### Exercise brief:
Keep the wording of each record exactly the same when you repeat it, and leave out pictures.

### Data extract:
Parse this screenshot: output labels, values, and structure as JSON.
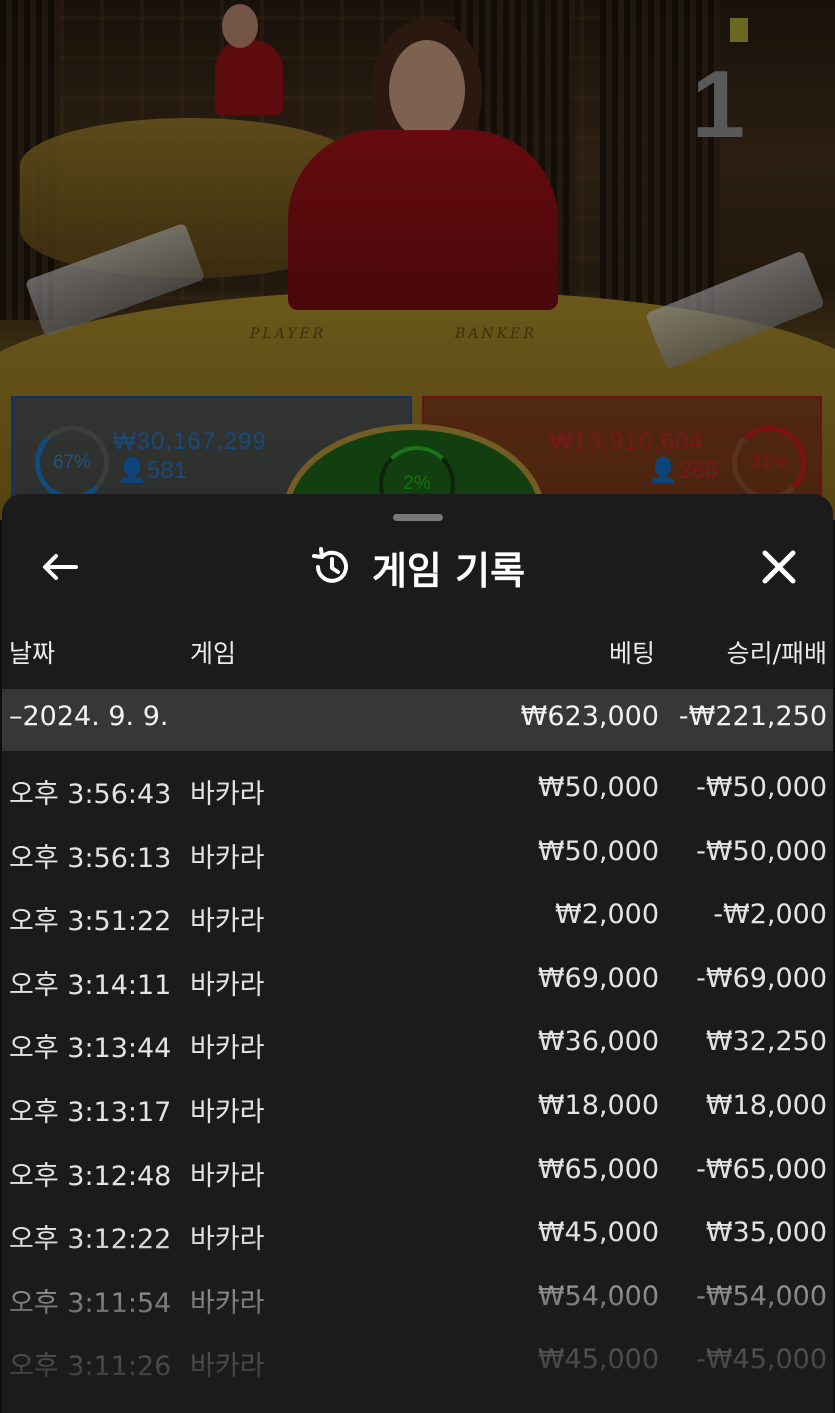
{
  "stream": {
    "round_number": "1",
    "table_labels": {
      "player": "PLAYER",
      "banker": "BANKER"
    },
    "player": {
      "percent": "67%",
      "amount": "₩30,167,299",
      "count": "581",
      "color": "#2080d8"
    },
    "banker": {
      "percent": "31%",
      "amount": "₩13,910,604",
      "count": "286",
      "color": "#d82020"
    },
    "tie": {
      "percent": "2%",
      "color": "#22c322"
    }
  },
  "history": {
    "title": "게임 기록",
    "icons": {
      "back": "arrow-left-icon",
      "title": "history-icon",
      "close": "close-icon"
    },
    "columns": {
      "date": "날짜",
      "game": "게임",
      "bet": "베팅",
      "result": "승리/패배"
    },
    "summary": {
      "date": "–2024. 9. 9.",
      "bet": "₩623,000",
      "result": "-₩221,250"
    },
    "rows": [
      {
        "time": "오후 3:56:43",
        "game": "바카라",
        "bet": "₩50,000",
        "result": "-₩50,000"
      },
      {
        "time": "오후 3:56:13",
        "game": "바카라",
        "bet": "₩50,000",
        "result": "-₩50,000"
      },
      {
        "time": "오후 3:51:22",
        "game": "바카라",
        "bet": "₩2,000",
        "result": "-₩2,000"
      },
      {
        "time": "오후 3:14:11",
        "game": "바카라",
        "bet": "₩69,000",
        "result": "-₩69,000"
      },
      {
        "time": "오후 3:13:44",
        "game": "바카라",
        "bet": "₩36,000",
        "result": "₩32,250"
      },
      {
        "time": "오후 3:13:17",
        "game": "바카라",
        "bet": "₩18,000",
        "result": "₩18,000"
      },
      {
        "time": "오후 3:12:48",
        "game": "바카라",
        "bet": "₩65,000",
        "result": "-₩65,000"
      },
      {
        "time": "오후 3:12:22",
        "game": "바카라",
        "bet": "₩45,000",
        "result": "₩35,000"
      },
      {
        "time": "오후 3:11:54",
        "game": "바카라",
        "bet": "₩54,000",
        "result": "-₩54,000"
      },
      {
        "time": "오후 3:11:26",
        "game": "바카라",
        "bet": "₩45,000",
        "result": "-₩45,000"
      }
    ]
  }
}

### Reply:
Parse this screenshot: output labels, values, and structure as JSON.
{
  "stream": {
    "round_number": "1",
    "table_labels": {
      "player": "PLAYER",
      "banker": "BANKER"
    },
    "player": {
      "percent": "67%",
      "amount": "₩30,167,299",
      "count": "581",
      "color": "#2080d8"
    },
    "banker": {
      "percent": "31%",
      "amount": "₩13,910,604",
      "count": "286",
      "color": "#d82020"
    },
    "tie": {
      "percent": "2%",
      "color": "#22c322"
    }
  },
  "history": {
    "title": "게임 기록",
    "icons": {
      "back": "arrow-left-icon",
      "title": "history-icon",
      "close": "close-icon"
    },
    "columns": {
      "date": "날짜",
      "game": "게임",
      "bet": "베팅",
      "result": "승리/패배"
    },
    "summary": {
      "date": "–2024. 9. 9.",
      "bet": "₩623,000",
      "result": "-₩221,250"
    },
    "rows": [
      {
        "time": "오후 3:56:43",
        "game": "바카라",
        "bet": "₩50,000",
        "result": "-₩50,000"
      },
      {
        "time": "오후 3:56:13",
        "game": "바카라",
        "bet": "₩50,000",
        "result": "-₩50,000"
      },
      {
        "time": "오후 3:51:22",
        "game": "바카라",
        "bet": "₩2,000",
        "result": "-₩2,000"
      },
      {
        "time": "오후 3:14:11",
        "game": "바카라",
        "bet": "₩69,000",
        "result": "-₩69,000"
      },
      {
        "time": "오후 3:13:44",
        "game": "바카라",
        "bet": "₩36,000",
        "result": "₩32,250"
      },
      {
        "time": "오후 3:13:17",
        "game": "바카라",
        "bet": "₩18,000",
        "result": "₩18,000"
      },
      {
        "time": "오후 3:12:48",
        "game": "바카라",
        "bet": "₩65,000",
        "result": "-₩65,000"
      },
      {
        "time": "오후 3:12:22",
        "game": "바카라",
        "bet": "₩45,000",
        "result": "₩35,000"
      },
      {
        "time": "오후 3:11:54",
        "game": "바카라",
        "bet": "₩54,000",
        "result": "-₩54,000"
      },
      {
        "time": "오후 3:11:26",
        "game": "바카라",
        "bet": "₩45,000",
        "result": "-₩45,000"
      }
    ]
  }
}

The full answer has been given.